La logica dell'intimidazione mafiosa, così interviene negli
equilibri politici, costringendo magistrati e forze
dell'ordine ad un eroismo in molti casi inutile.
Occorre ora realizzare un vero controllo democratico,
garantire l'autonomia della magistratura, assicurare il
potenziamento delle forze di polizia, rilanciare la legge
Rognoni-La Torre, ricostituire i pool antimafia in
alternativa alla superprocura, incrementare la collaborazione
internazionale specie nella lotta al riciclaggio, concedere
tutte le autorizzazioni a procedere nei confronti dei
parlamentari (Applausi dei deputati dei gruppi di
rifondazione comunista, del movimento per la democrazia la
Rete e federalista europeo). Occorre poi una lotta profonda
contro la corruzione ed un rinnovamento del ceto politico, che
non si riscontra certo nelle cosiddette candidature
istituzionali alla Presidenza della Repubblica: si propongono
uomini già ampiamente coinvolti in Governi di parte, come
Presidente del Consiglio o ministro degli interni. Quantomeno
dall'opposizione verrà comunque una risposta alla corruzione
politica e al ricatto del terrorismo mafioso (Applausi dei
deputati del gruppo di rifondazione comunista).

▶ COMPITI DA SVOLGERE
a - Ricopia dal testo in esame il tratto che va da "La logica dell'intimidazione" fino a "molti casi inutile.".
b - Secondo il testo in esame, perché il rinnovamento del ceto politico non si vede nelle cosiddette candidature istituzionali alla Presidenza della Repubblica? Spiegalo in una o due frasi.

▶ RECORD ESTRATTI
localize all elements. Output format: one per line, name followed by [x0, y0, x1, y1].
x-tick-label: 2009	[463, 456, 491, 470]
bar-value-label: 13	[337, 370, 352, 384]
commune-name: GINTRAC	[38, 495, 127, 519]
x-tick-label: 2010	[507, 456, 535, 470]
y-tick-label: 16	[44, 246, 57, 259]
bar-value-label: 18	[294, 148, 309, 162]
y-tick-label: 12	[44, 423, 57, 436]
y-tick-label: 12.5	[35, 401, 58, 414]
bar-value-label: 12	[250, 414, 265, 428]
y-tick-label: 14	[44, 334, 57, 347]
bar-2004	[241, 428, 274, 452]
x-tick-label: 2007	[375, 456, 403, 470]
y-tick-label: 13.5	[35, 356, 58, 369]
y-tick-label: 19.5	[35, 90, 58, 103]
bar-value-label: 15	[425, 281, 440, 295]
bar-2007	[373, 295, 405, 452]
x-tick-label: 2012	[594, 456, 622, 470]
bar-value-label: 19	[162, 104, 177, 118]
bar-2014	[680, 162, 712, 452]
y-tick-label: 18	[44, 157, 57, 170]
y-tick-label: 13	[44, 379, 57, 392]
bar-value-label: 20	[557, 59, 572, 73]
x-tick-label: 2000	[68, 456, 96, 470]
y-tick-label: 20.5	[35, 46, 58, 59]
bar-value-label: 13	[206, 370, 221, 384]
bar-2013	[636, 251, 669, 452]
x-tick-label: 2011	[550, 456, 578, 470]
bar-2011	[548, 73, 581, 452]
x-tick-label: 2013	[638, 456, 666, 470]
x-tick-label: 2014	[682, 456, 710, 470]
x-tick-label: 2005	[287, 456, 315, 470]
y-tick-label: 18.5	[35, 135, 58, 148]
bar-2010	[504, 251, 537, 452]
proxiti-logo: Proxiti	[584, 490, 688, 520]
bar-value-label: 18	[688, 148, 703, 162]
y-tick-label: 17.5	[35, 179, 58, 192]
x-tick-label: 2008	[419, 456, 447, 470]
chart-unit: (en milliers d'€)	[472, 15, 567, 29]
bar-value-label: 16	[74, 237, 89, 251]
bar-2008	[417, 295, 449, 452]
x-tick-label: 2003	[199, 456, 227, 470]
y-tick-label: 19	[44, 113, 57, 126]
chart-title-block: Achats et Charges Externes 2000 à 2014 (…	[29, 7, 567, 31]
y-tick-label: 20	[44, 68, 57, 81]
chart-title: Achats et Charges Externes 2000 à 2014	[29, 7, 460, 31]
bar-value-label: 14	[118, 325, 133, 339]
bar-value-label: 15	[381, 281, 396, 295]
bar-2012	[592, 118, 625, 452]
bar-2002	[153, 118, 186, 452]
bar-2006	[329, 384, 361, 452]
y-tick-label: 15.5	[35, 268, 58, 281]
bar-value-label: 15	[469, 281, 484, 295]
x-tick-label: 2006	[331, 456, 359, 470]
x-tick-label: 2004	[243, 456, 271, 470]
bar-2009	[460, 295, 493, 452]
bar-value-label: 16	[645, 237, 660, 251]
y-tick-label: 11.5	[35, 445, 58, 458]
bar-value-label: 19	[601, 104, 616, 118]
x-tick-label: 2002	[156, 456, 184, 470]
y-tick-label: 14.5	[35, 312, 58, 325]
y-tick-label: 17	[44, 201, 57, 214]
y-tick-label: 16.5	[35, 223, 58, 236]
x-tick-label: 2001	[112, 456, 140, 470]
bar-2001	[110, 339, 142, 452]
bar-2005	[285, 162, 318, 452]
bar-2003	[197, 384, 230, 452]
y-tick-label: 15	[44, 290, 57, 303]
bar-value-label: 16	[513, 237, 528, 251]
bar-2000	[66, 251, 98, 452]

▶ RISPOSTE AGLI ESERCIZI
a -
La logica dell'intimidazione mafiosa, così interviene negli
equilibri politici, costringendo magistrati e forze
dell'ordine ad un eroismo in molti casi inutile.

b - Perché per la Presidenza della Repubblica vengono proposti uomini già ampiamente coinvolti in Governi di parte, come Presidente del Consiglio o ministro degli interni.